§ **Input records**:
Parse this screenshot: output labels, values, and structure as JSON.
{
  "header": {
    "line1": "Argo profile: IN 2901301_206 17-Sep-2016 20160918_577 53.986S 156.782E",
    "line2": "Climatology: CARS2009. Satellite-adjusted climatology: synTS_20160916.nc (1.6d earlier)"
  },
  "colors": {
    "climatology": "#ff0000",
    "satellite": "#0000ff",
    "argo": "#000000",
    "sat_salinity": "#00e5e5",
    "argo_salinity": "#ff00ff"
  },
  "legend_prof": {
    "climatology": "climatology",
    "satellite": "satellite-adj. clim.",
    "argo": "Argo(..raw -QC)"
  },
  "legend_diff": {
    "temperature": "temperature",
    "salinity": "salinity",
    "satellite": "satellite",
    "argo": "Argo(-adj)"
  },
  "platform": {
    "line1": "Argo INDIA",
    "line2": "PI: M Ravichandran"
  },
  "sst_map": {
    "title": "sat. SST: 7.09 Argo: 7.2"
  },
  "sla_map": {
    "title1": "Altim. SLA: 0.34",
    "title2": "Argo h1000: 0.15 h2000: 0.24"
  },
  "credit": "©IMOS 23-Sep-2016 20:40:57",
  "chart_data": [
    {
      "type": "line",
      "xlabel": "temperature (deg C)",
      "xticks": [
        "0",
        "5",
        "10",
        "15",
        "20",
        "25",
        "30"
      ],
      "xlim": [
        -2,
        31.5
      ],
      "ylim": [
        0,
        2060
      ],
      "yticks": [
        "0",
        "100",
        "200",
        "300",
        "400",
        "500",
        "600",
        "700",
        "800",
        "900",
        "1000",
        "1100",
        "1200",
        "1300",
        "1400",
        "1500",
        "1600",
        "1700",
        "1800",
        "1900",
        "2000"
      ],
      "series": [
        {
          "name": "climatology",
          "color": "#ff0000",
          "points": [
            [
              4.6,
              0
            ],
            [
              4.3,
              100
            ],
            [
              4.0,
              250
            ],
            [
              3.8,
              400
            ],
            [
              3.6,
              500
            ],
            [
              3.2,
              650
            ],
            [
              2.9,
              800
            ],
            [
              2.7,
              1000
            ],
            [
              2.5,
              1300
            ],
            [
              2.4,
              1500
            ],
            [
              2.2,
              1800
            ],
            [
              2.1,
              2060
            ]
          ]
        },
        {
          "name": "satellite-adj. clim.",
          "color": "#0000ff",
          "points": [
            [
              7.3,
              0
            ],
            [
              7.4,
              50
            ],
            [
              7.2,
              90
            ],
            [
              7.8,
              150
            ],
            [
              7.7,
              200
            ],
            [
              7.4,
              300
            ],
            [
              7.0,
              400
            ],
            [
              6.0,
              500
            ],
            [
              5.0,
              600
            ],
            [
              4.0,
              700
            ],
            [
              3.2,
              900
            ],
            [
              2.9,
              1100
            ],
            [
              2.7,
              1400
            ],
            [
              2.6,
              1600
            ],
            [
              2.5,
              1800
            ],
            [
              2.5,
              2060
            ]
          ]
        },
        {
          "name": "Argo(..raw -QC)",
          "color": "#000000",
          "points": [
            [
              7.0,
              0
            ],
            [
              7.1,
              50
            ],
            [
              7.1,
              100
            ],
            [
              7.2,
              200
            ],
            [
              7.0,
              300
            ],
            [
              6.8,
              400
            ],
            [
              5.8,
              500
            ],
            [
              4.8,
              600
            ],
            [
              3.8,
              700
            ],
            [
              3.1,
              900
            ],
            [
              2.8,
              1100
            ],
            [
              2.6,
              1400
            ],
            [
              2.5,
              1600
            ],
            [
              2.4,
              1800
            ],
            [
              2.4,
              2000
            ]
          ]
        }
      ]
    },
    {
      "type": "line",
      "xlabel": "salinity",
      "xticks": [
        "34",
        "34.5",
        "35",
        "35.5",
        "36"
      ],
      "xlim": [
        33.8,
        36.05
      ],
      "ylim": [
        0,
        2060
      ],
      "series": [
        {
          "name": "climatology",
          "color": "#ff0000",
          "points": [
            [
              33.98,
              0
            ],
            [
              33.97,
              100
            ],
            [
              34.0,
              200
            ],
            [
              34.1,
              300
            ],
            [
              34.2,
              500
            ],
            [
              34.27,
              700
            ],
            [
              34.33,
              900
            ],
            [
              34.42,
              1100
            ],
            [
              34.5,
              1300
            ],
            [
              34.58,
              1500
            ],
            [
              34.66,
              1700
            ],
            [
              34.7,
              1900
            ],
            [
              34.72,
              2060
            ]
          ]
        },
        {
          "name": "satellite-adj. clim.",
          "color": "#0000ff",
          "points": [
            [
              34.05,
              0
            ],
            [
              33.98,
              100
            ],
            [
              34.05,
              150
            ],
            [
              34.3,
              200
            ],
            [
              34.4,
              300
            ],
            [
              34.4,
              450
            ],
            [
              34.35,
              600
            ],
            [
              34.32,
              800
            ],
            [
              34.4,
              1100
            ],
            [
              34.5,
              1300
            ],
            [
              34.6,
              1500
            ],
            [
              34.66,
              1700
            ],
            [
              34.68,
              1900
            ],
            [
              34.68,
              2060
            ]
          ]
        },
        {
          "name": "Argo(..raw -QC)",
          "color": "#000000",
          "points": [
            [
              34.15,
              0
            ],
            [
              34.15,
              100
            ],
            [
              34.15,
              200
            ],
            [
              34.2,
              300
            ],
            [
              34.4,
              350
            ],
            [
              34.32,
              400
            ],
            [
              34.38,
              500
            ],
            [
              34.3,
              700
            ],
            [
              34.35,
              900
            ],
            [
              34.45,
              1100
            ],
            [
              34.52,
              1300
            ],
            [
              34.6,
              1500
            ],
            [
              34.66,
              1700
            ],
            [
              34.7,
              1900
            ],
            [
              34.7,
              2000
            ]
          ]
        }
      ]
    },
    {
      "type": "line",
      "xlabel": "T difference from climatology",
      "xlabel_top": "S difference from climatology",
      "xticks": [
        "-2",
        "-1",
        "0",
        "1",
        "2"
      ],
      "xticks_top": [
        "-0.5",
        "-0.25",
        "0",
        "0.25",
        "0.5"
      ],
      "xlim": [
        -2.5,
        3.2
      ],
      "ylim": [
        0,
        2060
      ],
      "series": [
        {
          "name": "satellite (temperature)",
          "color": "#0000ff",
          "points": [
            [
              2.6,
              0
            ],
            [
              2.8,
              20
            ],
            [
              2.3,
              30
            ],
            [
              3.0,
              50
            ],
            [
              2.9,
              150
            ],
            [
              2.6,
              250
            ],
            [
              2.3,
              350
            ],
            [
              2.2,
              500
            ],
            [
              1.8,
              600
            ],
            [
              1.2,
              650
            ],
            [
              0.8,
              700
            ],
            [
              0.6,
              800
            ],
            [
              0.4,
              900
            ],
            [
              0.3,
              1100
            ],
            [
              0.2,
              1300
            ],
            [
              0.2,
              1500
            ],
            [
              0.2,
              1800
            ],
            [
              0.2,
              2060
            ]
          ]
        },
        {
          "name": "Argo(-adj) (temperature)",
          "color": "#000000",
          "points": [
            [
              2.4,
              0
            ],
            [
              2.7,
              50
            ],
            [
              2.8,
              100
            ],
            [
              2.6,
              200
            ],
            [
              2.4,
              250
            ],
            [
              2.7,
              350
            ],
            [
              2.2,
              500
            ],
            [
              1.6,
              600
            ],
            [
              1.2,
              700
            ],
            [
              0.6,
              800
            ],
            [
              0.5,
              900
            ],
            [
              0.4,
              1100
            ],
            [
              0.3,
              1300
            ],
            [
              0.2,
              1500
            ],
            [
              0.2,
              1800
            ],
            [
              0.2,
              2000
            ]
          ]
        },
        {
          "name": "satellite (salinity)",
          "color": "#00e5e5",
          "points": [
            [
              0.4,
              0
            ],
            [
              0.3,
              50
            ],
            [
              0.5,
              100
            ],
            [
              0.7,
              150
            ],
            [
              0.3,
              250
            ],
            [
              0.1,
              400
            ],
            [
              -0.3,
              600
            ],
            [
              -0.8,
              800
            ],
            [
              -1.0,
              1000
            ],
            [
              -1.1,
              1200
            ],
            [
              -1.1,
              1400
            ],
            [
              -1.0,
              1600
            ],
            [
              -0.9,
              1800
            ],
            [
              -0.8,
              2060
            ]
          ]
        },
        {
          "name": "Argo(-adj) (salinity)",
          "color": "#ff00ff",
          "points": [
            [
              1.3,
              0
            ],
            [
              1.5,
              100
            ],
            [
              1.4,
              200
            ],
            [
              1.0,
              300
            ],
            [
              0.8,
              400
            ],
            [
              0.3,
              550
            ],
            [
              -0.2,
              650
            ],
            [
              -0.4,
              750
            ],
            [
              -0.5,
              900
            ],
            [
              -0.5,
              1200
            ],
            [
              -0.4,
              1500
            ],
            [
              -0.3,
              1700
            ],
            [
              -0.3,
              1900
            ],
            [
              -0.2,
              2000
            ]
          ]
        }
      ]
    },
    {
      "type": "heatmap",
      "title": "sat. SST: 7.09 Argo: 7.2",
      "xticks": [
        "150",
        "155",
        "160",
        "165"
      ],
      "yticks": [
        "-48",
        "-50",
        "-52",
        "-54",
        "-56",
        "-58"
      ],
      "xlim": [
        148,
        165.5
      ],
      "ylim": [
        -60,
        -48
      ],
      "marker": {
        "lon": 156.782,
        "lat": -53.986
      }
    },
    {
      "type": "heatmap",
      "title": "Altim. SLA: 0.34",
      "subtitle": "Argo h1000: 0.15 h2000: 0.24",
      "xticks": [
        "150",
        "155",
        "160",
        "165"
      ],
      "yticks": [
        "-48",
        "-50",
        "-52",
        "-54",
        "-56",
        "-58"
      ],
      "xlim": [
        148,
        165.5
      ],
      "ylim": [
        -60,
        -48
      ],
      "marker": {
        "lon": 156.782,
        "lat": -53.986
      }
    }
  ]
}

§ **Instruction**:
Search the listing for the string "temperature". Copy each line where it turns up.

§ **Written reply**:
    "temperature": "temperature",
      "xlabel": "temperature (deg C)",
          "name": "satellite (temperature)",
          "name": "Argo(-adj) (temperature)",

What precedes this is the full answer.